**WHAT YOU WILL DO**:
Rewrite the stretch of rows from the start through the line containing "- cell-actions: [2139, 1135, 2470, 1199]", and replace "delete-button" with "remove-button" while keeping everything else the same.

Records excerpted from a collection
===============

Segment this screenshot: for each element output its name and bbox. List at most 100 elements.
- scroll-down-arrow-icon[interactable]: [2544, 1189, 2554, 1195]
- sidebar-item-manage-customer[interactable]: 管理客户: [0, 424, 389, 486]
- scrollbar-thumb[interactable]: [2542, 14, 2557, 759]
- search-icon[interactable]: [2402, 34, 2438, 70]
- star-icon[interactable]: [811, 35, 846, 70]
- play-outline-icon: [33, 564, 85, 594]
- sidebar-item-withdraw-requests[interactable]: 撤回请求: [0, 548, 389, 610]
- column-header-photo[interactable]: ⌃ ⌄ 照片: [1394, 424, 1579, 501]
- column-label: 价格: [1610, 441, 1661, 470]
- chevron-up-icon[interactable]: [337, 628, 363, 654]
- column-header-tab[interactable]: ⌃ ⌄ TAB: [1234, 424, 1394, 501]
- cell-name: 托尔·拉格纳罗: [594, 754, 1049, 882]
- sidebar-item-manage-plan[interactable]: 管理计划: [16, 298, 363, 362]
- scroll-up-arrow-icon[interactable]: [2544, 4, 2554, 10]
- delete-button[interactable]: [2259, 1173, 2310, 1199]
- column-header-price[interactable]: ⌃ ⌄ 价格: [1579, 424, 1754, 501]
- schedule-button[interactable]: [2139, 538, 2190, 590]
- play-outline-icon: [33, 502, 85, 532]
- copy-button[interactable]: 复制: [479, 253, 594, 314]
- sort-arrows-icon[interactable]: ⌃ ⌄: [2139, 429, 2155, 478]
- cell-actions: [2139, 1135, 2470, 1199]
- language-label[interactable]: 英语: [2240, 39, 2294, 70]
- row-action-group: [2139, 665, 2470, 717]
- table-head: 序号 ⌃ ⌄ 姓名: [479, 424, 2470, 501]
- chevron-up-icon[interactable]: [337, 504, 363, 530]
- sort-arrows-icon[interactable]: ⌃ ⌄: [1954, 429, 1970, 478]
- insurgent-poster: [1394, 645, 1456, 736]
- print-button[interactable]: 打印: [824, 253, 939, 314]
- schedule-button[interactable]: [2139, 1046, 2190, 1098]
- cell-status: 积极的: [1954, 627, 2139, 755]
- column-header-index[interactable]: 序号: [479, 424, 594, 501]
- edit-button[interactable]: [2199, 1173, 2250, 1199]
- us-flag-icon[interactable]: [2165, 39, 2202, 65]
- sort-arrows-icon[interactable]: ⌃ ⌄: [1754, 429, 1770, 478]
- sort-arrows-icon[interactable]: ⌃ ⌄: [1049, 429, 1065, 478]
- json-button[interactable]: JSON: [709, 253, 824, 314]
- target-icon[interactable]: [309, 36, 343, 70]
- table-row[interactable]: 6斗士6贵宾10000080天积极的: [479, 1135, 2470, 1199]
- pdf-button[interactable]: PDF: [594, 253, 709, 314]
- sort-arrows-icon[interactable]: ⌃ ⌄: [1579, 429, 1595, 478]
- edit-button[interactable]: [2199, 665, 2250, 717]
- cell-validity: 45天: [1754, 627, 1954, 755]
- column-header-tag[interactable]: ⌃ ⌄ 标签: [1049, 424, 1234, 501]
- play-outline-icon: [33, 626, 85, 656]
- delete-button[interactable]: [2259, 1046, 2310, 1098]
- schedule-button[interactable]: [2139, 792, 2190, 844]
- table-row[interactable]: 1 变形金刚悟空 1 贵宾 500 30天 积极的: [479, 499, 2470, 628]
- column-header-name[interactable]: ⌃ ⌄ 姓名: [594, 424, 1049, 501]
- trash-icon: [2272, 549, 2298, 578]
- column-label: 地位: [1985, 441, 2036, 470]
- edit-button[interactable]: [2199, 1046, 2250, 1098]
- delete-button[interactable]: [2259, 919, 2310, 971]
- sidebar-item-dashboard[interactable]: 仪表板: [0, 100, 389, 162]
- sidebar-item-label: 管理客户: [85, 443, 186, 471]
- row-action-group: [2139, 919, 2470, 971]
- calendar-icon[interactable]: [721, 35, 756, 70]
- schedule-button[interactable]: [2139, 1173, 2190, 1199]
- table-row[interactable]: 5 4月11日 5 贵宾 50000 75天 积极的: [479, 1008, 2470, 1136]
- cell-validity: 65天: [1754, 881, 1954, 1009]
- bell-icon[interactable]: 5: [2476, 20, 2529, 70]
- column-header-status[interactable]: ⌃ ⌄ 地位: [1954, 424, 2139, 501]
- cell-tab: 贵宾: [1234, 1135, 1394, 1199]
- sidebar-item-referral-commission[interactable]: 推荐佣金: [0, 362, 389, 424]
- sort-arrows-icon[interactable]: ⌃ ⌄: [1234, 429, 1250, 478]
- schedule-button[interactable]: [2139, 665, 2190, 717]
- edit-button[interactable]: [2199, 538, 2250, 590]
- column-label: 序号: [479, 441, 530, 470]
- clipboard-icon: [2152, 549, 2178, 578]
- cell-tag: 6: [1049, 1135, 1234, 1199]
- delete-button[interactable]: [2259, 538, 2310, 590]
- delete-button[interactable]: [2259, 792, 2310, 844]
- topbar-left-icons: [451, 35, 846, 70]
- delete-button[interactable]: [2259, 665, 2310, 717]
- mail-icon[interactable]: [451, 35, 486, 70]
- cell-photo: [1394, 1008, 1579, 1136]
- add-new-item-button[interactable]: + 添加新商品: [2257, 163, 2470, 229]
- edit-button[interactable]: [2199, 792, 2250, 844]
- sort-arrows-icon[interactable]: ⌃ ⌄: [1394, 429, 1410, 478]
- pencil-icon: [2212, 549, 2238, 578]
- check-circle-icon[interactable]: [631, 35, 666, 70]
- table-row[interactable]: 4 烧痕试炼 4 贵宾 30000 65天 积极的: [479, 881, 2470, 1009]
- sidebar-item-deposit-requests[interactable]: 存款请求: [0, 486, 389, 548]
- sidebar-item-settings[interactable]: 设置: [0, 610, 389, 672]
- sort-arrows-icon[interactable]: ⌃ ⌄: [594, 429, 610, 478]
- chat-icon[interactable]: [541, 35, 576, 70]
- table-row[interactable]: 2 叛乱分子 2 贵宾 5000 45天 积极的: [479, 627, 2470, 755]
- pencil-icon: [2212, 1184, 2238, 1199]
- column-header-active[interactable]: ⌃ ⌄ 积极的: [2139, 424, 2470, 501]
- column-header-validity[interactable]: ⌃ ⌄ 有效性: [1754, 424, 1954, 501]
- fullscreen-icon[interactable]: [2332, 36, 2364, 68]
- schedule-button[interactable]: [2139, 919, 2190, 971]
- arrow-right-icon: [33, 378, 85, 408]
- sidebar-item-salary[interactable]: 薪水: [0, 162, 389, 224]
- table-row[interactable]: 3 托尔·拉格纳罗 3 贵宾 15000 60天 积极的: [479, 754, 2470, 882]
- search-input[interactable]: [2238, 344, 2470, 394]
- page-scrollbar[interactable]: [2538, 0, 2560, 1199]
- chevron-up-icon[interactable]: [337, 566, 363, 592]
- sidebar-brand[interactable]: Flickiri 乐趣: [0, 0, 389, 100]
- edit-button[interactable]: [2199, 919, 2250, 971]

===============

**SOLUTION FOR THIS PROBLEM**:
Segment this screenshot: for each element output its name and bbox. List at most 100 elements.
- scroll-down-arrow-icon[interactable]: [2544, 1189, 2554, 1195]
- sidebar-item-manage-customer[interactable]: 管理客户: [0, 424, 389, 486]
- scrollbar-thumb[interactable]: [2542, 14, 2557, 759]
- search-icon[interactable]: [2402, 34, 2438, 70]
- star-icon[interactable]: [811, 35, 846, 70]
- play-outline-icon: [33, 564, 85, 594]
- sidebar-item-withdraw-requests[interactable]: 撤回请求: [0, 548, 389, 610]
- column-header-photo[interactable]: ⌃ ⌄ 照片: [1394, 424, 1579, 501]
- column-label: 价格: [1610, 441, 1661, 470]
- chevron-up-icon[interactable]: [337, 628, 363, 654]
- column-header-tab[interactable]: ⌃ ⌄ TAB: [1234, 424, 1394, 501]
- cell-name: 托尔·拉格纳罗: [594, 754, 1049, 882]
- sidebar-item-manage-plan[interactable]: 管理计划: [16, 298, 363, 362]
- scroll-up-arrow-icon[interactable]: [2544, 4, 2554, 10]
- remove-button[interactable]: [2259, 1173, 2310, 1199]
- column-header-price[interactable]: ⌃ ⌄ 价格: [1579, 424, 1754, 501]
- schedule-button[interactable]: [2139, 538, 2190, 590]
- play-outline-icon: [33, 502, 85, 532]
- copy-button[interactable]: 复制: [479, 253, 594, 314]
- sort-arrows-icon[interactable]: ⌃ ⌄: [2139, 429, 2155, 478]
- cell-actions: [2139, 1135, 2470, 1199]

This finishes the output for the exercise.